(Stored data)
⁂

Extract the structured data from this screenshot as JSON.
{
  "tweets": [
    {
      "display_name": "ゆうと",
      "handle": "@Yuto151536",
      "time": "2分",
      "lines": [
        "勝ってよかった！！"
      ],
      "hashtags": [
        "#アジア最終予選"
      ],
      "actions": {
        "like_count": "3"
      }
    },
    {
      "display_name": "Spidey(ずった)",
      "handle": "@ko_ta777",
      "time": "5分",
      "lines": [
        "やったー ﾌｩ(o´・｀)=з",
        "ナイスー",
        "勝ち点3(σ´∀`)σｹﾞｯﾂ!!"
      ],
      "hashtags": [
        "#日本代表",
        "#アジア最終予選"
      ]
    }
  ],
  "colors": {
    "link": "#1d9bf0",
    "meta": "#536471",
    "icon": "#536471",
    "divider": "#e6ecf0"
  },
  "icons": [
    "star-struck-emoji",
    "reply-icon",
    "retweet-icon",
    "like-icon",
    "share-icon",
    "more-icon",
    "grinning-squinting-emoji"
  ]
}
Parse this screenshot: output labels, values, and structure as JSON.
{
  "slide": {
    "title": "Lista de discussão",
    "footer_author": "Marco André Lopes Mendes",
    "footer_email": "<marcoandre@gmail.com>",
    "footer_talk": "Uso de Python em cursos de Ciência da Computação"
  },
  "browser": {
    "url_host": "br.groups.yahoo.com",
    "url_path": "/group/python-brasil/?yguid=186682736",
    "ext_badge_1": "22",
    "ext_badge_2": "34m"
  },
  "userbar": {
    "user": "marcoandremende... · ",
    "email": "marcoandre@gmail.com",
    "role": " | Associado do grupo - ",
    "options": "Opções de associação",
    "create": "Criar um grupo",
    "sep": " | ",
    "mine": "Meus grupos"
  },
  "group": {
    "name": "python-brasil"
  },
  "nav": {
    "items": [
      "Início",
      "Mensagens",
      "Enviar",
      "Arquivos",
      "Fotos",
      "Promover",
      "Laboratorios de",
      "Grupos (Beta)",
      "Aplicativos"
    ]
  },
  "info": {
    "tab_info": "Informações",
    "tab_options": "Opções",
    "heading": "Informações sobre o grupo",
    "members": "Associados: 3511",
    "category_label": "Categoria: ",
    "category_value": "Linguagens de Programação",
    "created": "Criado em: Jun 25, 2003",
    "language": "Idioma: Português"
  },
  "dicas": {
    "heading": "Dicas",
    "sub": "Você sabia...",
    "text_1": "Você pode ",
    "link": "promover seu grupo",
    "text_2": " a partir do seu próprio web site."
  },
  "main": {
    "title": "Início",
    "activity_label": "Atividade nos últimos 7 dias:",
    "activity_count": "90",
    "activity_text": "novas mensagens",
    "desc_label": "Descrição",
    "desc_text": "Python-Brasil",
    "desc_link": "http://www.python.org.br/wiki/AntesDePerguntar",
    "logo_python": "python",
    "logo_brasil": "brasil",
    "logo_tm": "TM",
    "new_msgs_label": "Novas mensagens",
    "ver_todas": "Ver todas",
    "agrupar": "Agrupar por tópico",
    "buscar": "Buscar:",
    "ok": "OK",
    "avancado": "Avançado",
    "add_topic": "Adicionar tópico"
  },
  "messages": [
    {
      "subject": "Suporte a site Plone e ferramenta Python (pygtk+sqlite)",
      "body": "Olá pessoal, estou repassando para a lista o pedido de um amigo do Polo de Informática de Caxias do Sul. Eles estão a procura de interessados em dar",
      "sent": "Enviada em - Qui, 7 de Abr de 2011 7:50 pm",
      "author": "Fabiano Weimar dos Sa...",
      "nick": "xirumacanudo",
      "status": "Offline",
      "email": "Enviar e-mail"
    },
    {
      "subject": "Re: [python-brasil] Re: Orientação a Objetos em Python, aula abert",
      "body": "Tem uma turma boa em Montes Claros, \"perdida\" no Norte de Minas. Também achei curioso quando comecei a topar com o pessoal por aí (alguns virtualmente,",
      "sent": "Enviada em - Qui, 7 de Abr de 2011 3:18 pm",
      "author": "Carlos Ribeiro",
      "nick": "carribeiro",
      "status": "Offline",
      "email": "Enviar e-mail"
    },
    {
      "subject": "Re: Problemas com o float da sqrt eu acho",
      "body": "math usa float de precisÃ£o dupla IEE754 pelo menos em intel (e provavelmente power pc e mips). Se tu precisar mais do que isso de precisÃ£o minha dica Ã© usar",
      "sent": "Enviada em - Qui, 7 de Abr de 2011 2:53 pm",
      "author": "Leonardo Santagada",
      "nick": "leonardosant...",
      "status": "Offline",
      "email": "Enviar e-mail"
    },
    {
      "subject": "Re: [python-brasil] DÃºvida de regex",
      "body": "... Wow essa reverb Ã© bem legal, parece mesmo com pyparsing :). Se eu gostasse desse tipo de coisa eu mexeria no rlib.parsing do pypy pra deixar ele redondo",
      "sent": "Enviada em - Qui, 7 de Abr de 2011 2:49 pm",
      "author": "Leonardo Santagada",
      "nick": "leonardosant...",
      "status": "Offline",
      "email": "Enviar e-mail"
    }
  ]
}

⁂

_Short problem:_
Identify which lines contain the word "screenshot" and copy each one.

_Result for this exercise:_
Extract the structured data from this screenshot as JSON.
Parse this screenshot: output labels, values, and structure as JSON.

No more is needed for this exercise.